SUPPLIED TEXT ->
++++++++++
After a hiatus of more than two years, the Interior Ministry has resumed interviewing asylum seekers from Sudan’s Darfur region in an effort to determine their eligibility for refugee status.
In April, the High Court of Justice ordered the state to resume examining 2,445 asylum requests, some of which have been pending for eight years or longer. New Interior Minister Ayelet Shaked says that doing so is part of her policy.
Over the last two weeks, the ministry has summoned dozens of Darfuris for interviews. Some of them told Haaretz that they fear returning home even after the ouster of Sudan’s former dictator, Omar al-Bashir, and the new government’s signing of a normalization agreement with Israel last year.
Interior Minister Ayelet Shaked Moti Milrod
The court ordered the state to decide by the end of the year on asylum applications filed through 2017 by residents of Darfur and two other Sudanese regions, Nuba Mountains and Blue Nile. If decisions haven’t been made by then, it added, all the applicants will be granted temporary residency until their cases are decided.
The asylum seekers have been petitioning for quicker decisions on their applications for the last decade. In 2015, the state promised the court that it would decide on the applications by February 2016, but didn’t do so.
For years, the state claimed that the requests were being considered and attributed the delay to the desire to formulate a comprehensive policy that would apply across the board. Then, in 2018, it changed its position and said that it planned to decide each case individually instead. However, it added, it still needed to formulate general guidelines.
++++++++++
DATASET EXCERPTS ->

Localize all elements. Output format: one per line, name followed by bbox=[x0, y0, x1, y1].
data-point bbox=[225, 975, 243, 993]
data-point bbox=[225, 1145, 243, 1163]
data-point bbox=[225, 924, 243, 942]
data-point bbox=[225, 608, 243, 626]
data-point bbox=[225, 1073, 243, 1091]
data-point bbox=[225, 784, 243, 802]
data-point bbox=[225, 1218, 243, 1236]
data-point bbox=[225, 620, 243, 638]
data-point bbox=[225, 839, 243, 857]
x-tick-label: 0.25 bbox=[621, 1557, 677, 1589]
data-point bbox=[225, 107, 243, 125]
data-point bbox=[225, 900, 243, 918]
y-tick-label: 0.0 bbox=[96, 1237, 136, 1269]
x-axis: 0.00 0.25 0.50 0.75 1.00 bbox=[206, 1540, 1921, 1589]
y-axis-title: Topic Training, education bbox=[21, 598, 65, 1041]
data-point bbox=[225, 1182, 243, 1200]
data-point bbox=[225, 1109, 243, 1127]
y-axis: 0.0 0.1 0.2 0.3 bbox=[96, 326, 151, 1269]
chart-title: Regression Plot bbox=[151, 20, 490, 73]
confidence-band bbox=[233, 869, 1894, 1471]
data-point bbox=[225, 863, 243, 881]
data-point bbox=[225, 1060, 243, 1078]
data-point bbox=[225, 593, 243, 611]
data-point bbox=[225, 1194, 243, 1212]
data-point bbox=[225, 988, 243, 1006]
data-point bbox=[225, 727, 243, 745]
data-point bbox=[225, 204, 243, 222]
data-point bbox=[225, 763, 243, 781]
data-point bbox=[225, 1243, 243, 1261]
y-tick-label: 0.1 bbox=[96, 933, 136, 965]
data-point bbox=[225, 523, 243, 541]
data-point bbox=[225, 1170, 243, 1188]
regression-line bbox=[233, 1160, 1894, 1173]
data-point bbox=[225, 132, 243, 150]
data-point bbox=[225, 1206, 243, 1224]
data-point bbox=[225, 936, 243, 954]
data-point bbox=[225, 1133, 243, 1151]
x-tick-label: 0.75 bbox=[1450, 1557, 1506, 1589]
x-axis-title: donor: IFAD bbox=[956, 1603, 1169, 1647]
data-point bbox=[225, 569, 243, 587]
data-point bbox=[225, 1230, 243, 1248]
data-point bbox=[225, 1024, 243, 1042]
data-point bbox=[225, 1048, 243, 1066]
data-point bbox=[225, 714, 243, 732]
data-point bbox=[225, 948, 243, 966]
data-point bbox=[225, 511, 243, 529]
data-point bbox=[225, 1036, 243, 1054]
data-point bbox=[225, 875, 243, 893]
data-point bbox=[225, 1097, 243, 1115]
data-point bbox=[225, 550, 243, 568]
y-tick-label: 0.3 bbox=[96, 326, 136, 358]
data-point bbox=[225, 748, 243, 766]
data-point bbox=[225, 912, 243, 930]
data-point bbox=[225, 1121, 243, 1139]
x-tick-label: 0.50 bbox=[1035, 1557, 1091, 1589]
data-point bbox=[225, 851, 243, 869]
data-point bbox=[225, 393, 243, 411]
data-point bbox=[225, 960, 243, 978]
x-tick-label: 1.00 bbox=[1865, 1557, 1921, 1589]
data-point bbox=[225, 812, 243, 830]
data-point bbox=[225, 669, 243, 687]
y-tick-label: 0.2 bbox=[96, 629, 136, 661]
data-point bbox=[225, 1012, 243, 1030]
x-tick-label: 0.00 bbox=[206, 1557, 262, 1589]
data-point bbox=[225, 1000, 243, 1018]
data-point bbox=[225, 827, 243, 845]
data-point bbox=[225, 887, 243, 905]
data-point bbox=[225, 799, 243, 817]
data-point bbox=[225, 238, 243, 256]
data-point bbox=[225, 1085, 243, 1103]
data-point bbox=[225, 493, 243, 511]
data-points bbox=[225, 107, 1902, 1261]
++++++++++
REQUEST 1 ->
Answer these questions about the article on Darfuri asylum seekers:
(a) How many asylum requests did the High Court of Justice order the state to resume examining?
(b) By what date did the state promise the court in 2015 that it would decide on the applications?
(c) In 2018, how did the state say it planned to decide the cases?
REQUEST 2 ->
Put the listing, starting at its first line and ending at the line that contains "data-point bbox=[225, 608, 243, 626]", into a Markdown table with the columns Row and Entry. Number each line and leave out blank lines.

CORRECT RESPONSE 1 ->
(a) 2,445
(b) February 2016
(c) Individually, case by case

CORRECT RESPONSE 2 ->
| Row | Entry |
|---|---|
| 1 | Localize all elements. Output format: one per line, name followed by bbox=[x0, y0, x1, y1]. |
| 2 | data-point bbox=[225, 975, 243, 993] |
| 3 | data-point bbox=[225, 1145, 243, 1163] |
| 4 | data-point bbox=[225, 924, 243, 942] |
| 5 | data-point bbox=[225, 608, 243, 626] |